Reproduce the listing below in full, substituting "Capt. Eaton" for each occurrence of "Captain Eaton" and leaving everything else unchanged.

►

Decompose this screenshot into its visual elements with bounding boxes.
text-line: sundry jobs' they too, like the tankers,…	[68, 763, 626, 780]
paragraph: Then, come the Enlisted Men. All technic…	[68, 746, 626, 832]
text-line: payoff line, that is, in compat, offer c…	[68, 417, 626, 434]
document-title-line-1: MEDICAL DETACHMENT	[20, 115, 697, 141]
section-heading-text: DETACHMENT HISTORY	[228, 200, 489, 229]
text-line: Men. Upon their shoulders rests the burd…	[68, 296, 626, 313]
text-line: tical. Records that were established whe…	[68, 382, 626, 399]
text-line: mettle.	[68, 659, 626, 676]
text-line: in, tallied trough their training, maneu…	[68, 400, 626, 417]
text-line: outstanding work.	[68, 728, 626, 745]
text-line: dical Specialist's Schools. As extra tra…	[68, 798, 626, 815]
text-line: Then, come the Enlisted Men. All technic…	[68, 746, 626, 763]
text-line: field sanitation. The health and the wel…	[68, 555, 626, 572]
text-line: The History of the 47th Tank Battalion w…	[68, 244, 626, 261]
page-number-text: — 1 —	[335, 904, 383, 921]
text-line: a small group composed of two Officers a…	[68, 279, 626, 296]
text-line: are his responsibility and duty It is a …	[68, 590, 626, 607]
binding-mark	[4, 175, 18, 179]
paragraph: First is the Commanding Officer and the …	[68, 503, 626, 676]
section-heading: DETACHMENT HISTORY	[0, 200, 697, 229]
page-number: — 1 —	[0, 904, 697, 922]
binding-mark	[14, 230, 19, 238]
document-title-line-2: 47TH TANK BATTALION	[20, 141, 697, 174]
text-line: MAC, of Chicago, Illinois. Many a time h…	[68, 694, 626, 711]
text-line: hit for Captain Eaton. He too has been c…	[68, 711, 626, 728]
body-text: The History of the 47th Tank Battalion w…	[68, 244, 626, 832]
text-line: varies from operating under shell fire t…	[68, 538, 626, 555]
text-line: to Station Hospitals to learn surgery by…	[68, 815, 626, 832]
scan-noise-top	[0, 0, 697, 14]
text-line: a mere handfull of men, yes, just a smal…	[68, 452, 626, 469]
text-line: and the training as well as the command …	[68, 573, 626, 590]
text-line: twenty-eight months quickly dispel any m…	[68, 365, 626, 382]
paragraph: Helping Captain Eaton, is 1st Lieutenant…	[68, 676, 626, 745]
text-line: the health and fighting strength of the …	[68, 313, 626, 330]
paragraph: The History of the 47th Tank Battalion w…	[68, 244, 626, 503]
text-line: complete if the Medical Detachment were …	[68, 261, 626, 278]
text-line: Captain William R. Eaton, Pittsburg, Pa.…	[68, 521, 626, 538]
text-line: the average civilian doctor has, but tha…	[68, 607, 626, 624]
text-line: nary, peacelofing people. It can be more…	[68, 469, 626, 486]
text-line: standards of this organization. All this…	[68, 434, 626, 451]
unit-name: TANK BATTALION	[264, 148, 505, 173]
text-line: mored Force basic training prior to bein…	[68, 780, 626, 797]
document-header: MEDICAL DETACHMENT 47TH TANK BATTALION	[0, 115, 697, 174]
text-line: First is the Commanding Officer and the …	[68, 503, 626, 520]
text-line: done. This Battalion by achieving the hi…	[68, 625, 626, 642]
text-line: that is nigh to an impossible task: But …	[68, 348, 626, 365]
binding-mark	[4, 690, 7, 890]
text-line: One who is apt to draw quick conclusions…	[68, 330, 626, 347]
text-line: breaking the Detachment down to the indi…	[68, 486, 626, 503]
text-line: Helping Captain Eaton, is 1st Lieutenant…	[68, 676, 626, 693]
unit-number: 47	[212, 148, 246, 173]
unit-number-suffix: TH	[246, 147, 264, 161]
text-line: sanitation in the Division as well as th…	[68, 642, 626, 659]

◄

Answer to the problem ▸
Decompose this screenshot into its visual elements with bounding boxes.
text-line: sundry jobs' they too, like the tankers,…	[68, 763, 626, 780]
paragraph: Then, come the Enlisted Men. All technic…	[68, 746, 626, 832]
text-line: payoff line, that is, in compat, offer c…	[68, 417, 626, 434]
document-title-line-1: MEDICAL DETACHMENT	[20, 115, 697, 141]
section-heading-text: DETACHMENT HISTORY	[228, 200, 489, 229]
text-line: Men. Upon their shoulders rests the burd…	[68, 296, 626, 313]
text-line: tical. Records that were established whe…	[68, 382, 626, 399]
text-line: mettle.	[68, 659, 626, 676]
text-line: in, tallied trough their training, maneu…	[68, 400, 626, 417]
text-line: outstanding work.	[68, 728, 626, 745]
text-line: dical Specialist's Schools. As extra tra…	[68, 798, 626, 815]
text-line: Then, come the Enlisted Men. All technic…	[68, 746, 626, 763]
text-line: field sanitation. The health and the wel…	[68, 555, 626, 572]
text-line: The History of the 47th Tank Battalion w…	[68, 244, 626, 261]
page-number-text: — 1 —	[335, 904, 383, 921]
text-line: a small group composed of two Officers a…	[68, 279, 626, 296]
text-line: are his responsibility and duty It is a …	[68, 590, 626, 607]
binding-mark	[4, 175, 18, 179]
paragraph: First is the Commanding Officer and the …	[68, 503, 626, 676]
section-heading: DETACHMENT HISTORY	[0, 200, 697, 229]
page-number: — 1 —	[0, 904, 697, 922]
binding-mark	[14, 230, 19, 238]
document-title-line-2: 47TH TANK BATTALION	[20, 141, 697, 174]
text-line: MAC, of Chicago, Illinois. Many a time h…	[68, 694, 626, 711]
text-line: hit for Capt. Eaton. He too has been c…	[68, 711, 626, 728]
body-text: The History of the 47th Tank Battalion w…	[68, 244, 626, 832]
text-line: varies from operating under shell fire t…	[68, 538, 626, 555]
text-line: to Station Hospitals to learn surgery by…	[68, 815, 626, 832]
scan-noise-top	[0, 0, 697, 14]
text-line: a mere handfull of men, yes, just a smal…	[68, 452, 626, 469]
text-line: and the training as well as the command …	[68, 573, 626, 590]
text-line: twenty-eight months quickly dispel any m…	[68, 365, 626, 382]
paragraph: Helping Capt. Eaton, is 1st Lieutenant…	[68, 676, 626, 745]
text-line: the health and fighting strength of the …	[68, 313, 626, 330]
paragraph: The History of the 47th Tank Battalion w…	[68, 244, 626, 503]
text-line: complete if the Medical Detachment were …	[68, 261, 626, 278]
text-line: Captain William R. Eaton, Pittsburg, Pa.…	[68, 521, 626, 538]
text-line: the average civilian doctor has, but tha…	[68, 607, 626, 624]
text-line: nary, peacelofing people. It can be more…	[68, 469, 626, 486]
text-line: standards of this organization. All this…	[68, 434, 626, 451]
unit-name: TANK BATTALION	[264, 148, 505, 173]
text-line: mored Force basic training prior to bein…	[68, 780, 626, 797]
document-header: MEDICAL DETACHMENT 47TH TANK BATTALION	[0, 115, 697, 174]
text-line: First is the Commanding Officer and the …	[68, 503, 626, 520]
text-line: done. This Battalion by achieving the hi…	[68, 625, 626, 642]
text-line: that is nigh to an impossible task: But …	[68, 348, 626, 365]
binding-mark	[4, 690, 7, 890]
text-line: One who is apt to draw quick conclusions…	[68, 330, 626, 347]
text-line: breaking the Detachment down to the indi…	[68, 486, 626, 503]
text-line: Helping Capt. Eaton, is 1st Lieutenant…	[68, 676, 626, 693]
unit-number: 47	[212, 148, 246, 173]
unit-number-suffix: TH	[246, 147, 264, 161]
text-line: sanitation in the Division as well as th…	[68, 642, 626, 659]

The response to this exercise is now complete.